Extracted records:

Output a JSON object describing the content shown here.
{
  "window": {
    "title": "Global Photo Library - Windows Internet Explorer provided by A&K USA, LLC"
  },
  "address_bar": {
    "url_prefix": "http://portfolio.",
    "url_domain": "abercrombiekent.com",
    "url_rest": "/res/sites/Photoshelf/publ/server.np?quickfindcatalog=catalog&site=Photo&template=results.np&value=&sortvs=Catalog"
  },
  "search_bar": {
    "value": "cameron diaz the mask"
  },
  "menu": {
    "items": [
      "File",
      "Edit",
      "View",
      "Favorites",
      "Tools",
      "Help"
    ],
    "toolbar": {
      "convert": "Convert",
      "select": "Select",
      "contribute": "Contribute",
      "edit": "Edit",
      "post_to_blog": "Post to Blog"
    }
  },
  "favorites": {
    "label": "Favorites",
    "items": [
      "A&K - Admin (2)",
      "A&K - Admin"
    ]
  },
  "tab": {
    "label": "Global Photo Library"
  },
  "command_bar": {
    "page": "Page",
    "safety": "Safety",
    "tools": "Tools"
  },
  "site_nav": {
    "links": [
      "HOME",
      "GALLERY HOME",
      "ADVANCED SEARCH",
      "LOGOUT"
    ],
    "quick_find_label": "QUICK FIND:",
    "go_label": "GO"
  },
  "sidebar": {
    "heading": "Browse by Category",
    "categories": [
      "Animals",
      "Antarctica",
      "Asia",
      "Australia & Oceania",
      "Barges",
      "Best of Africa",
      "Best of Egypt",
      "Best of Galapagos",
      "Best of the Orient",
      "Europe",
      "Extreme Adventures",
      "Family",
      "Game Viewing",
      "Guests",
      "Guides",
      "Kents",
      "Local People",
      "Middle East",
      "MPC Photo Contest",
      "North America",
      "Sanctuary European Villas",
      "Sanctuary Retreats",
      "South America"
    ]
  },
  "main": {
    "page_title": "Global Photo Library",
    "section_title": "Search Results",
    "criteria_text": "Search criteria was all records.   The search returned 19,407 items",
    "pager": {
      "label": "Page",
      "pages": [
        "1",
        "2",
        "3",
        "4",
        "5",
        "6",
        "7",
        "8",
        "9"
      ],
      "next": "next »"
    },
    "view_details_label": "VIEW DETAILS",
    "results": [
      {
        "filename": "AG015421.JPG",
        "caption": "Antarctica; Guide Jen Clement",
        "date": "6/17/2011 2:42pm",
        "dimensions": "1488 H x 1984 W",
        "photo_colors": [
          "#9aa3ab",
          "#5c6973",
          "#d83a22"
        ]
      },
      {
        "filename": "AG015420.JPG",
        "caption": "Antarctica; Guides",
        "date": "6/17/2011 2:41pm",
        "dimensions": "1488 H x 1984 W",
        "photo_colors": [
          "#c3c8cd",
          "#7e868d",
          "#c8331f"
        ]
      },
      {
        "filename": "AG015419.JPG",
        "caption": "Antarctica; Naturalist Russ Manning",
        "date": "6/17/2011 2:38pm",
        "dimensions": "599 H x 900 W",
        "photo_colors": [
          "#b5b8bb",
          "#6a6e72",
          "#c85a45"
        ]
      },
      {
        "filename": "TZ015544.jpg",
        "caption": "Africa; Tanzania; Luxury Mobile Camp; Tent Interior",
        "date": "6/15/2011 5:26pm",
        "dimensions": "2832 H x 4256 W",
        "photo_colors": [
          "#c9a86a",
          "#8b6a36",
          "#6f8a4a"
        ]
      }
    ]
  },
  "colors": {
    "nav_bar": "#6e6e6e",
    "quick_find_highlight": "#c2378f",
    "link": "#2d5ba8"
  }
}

---

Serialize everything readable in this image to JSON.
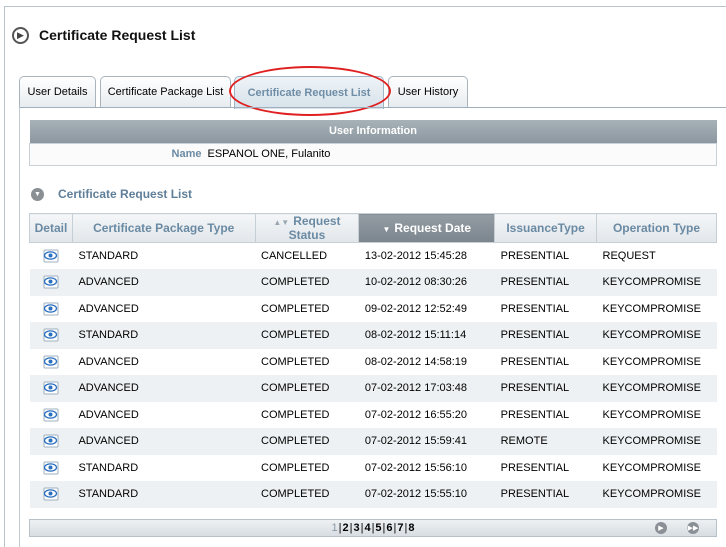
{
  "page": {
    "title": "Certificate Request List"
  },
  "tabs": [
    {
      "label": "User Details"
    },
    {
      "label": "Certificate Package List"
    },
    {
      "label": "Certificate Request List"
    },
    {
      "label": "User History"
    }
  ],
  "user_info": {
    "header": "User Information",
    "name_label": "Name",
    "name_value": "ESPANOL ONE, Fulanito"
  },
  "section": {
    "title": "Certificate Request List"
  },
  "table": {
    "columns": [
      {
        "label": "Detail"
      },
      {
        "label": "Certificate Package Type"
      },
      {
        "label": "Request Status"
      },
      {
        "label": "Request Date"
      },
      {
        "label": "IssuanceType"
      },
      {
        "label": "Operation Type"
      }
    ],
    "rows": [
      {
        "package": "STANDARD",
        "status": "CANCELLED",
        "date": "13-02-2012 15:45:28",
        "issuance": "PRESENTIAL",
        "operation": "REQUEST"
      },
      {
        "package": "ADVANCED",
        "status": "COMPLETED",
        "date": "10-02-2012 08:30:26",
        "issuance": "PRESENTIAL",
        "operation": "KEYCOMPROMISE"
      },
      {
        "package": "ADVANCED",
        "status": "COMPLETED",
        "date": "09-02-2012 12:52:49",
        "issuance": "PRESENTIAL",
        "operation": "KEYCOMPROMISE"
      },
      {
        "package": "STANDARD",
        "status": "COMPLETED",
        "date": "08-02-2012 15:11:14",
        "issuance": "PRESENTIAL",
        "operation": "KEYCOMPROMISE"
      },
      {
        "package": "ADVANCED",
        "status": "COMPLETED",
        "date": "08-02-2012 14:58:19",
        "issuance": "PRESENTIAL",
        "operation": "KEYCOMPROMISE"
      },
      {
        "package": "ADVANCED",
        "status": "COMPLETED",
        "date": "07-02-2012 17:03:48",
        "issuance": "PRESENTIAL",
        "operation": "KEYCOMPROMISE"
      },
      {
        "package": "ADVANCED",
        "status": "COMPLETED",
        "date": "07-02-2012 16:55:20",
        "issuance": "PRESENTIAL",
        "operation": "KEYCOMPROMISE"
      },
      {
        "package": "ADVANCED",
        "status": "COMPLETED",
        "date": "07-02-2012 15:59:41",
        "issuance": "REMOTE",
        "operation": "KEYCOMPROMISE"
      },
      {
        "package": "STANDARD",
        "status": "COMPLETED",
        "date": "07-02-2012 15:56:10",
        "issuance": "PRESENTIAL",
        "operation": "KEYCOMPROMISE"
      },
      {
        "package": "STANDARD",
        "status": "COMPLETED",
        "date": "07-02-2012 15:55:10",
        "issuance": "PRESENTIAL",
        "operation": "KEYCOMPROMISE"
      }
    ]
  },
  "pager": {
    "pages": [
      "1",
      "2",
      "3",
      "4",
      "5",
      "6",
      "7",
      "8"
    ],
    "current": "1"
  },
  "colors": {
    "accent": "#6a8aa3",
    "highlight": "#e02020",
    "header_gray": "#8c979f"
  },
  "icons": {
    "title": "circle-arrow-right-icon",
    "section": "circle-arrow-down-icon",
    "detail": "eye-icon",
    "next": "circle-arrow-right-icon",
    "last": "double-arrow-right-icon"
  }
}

**What you have to do**
Report only how many lines in the entries contain "circle".

**Result for this task**
3